Do this
All the data should be repeated exactly. Any image in it is left out.

A block of data:
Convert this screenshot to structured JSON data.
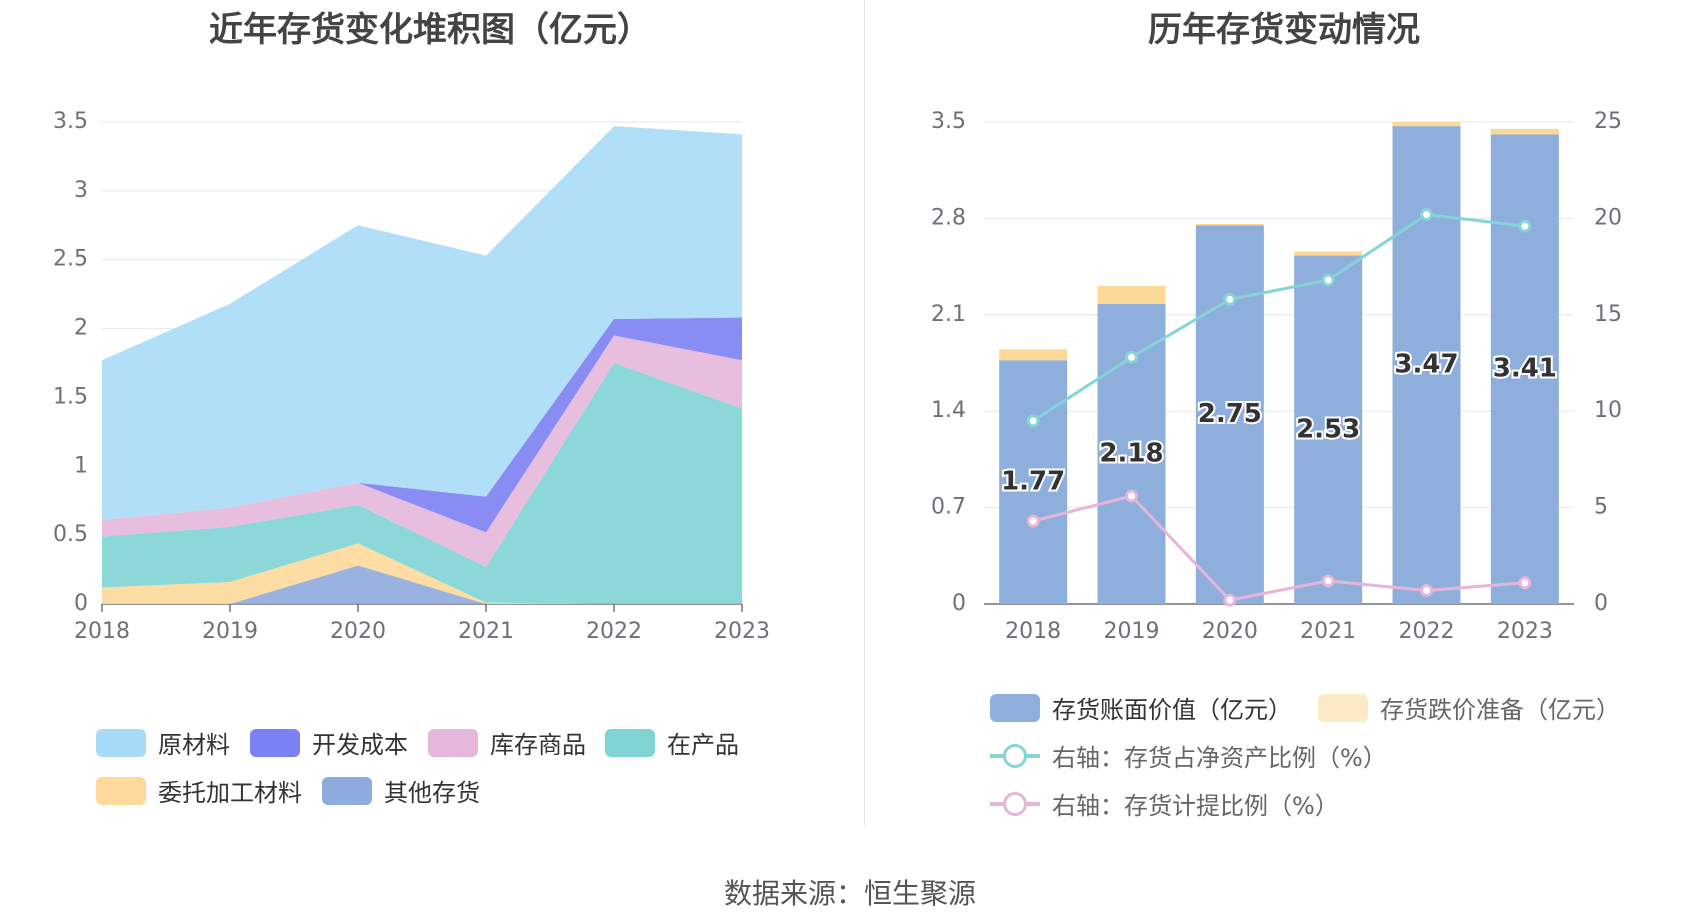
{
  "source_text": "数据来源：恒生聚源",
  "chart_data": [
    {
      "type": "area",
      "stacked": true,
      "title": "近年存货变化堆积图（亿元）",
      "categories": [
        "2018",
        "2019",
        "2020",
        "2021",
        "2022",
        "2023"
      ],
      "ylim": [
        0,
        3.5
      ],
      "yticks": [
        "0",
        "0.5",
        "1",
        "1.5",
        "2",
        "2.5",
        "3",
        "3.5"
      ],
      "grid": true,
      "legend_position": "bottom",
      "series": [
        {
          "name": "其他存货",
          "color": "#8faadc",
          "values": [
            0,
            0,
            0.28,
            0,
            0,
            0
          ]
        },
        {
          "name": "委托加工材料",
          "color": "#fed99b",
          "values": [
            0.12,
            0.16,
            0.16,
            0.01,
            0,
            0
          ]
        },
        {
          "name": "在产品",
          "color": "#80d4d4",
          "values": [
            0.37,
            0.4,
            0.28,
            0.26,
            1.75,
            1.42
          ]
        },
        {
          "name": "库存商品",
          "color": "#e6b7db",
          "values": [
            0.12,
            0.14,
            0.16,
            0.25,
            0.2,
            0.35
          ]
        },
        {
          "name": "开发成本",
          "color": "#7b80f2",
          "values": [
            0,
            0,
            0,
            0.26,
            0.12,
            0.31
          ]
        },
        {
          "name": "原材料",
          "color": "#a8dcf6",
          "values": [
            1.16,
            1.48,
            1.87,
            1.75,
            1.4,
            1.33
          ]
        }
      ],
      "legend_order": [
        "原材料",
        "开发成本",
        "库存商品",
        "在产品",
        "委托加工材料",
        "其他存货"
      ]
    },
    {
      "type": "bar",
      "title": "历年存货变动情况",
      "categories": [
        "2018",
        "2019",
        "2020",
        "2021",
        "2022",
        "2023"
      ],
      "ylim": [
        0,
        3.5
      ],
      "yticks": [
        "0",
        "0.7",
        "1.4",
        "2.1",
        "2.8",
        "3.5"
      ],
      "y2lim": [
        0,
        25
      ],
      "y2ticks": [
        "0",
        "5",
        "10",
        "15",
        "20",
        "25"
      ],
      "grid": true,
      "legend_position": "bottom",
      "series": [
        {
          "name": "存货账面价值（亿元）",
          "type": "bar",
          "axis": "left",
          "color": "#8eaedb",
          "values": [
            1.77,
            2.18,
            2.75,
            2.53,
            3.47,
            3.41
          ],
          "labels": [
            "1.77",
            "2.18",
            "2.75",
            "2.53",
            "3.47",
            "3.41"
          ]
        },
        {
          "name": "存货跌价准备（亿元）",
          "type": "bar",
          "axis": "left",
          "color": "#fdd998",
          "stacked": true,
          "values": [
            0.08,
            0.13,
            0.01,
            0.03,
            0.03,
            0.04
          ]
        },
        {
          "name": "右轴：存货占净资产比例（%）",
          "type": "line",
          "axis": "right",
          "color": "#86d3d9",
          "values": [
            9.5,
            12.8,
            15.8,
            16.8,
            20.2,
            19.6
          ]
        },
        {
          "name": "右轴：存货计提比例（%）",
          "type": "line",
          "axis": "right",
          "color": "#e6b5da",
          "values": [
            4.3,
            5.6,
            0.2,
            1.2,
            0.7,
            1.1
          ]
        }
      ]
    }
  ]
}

The answer
Convert this screenshot to structured JSON data.
{
  "source_text": "数据来源：恒生聚源",
  "chart_data": [
    {
      "type": "area",
      "stacked": true,
      "title": "近年存货变化堆积图（亿元）",
      "categories": [
        "2018",
        "2019",
        "2020",
        "2021",
        "2022",
        "2023"
      ],
      "ylim": [
        0,
        3.5
      ],
      "yticks": [
        "0",
        "0.5",
        "1",
        "1.5",
        "2",
        "2.5",
        "3",
        "3.5"
      ],
      "grid": true,
      "legend_position": "bottom",
      "series": [
        {
          "name": "其他存货",
          "color": "#8faadc",
          "values": [
            0,
            0,
            0.28,
            0,
            0,
            0
          ]
        },
        {
          "name": "委托加工材料",
          "color": "#fed99b",
          "values": [
            0.12,
            0.16,
            0.16,
            0.01,
            0,
            0
          ]
        },
        {
          "name": "在产品",
          "color": "#80d4d4",
          "values": [
            0.37,
            0.4,
            0.28,
            0.26,
            1.75,
            1.42
          ]
        },
        {
          "name": "库存商品",
          "color": "#e6b7db",
          "values": [
            0.12,
            0.14,
            0.16,
            0.25,
            0.2,
            0.35
          ]
        },
        {
          "name": "开发成本",
          "color": "#7b80f2",
          "values": [
            0,
            0,
            0,
            0.26,
            0.12,
            0.31
          ]
        },
        {
          "name": "原材料",
          "color": "#a8dcf6",
          "values": [
            1.16,
            1.48,
            1.87,
            1.75,
            1.4,
            1.33
          ]
        }
      ],
      "legend_order": [
        "原材料",
        "开发成本",
        "库存商品",
        "在产品",
        "委托加工材料",
        "其他存货"
      ]
    },
    {
      "type": "bar",
      "title": "历年存货变动情况",
      "categories": [
        "2018",
        "2019",
        "2020",
        "2021",
        "2022",
        "2023"
      ],
      "ylim": [
        0,
        3.5
      ],
      "yticks": [
        "0",
        "0.7",
        "1.4",
        "2.1",
        "2.8",
        "3.5"
      ],
      "y2lim": [
        0,
        25
      ],
      "y2ticks": [
        "0",
        "5",
        "10",
        "15",
        "20",
        "25"
      ],
      "grid": true,
      "legend_position": "bottom",
      "series": [
        {
          "name": "存货账面价值（亿元）",
          "type": "bar",
          "axis": "left",
          "color": "#8eaedb",
          "values": [
            1.77,
            2.18,
            2.75,
            2.53,
            3.47,
            3.41
          ],
          "labels": [
            "1.77",
            "2.18",
            "2.75",
            "2.53",
            "3.47",
            "3.41"
          ]
        },
        {
          "name": "存货跌价准备（亿元）",
          "type": "bar",
          "axis": "left",
          "color": "#fdd998",
          "stacked": true,
          "values": [
            0.08,
            0.13,
            0.01,
            0.03,
            0.03,
            0.04
          ]
        },
        {
          "name": "右轴：存货占净资产比例（%）",
          "type": "line",
          "axis": "right",
          "color": "#86d3d9",
          "values": [
            9.5,
            12.8,
            15.8,
            16.8,
            20.2,
            19.6
          ]
        },
        {
          "name": "右轴：存货计提比例（%）",
          "type": "line",
          "axis": "right",
          "color": "#e6b5da",
          "values": [
            4.3,
            5.6,
            0.2,
            1.2,
            0.7,
            1.1
          ]
        }
      ]
    }
  ]
}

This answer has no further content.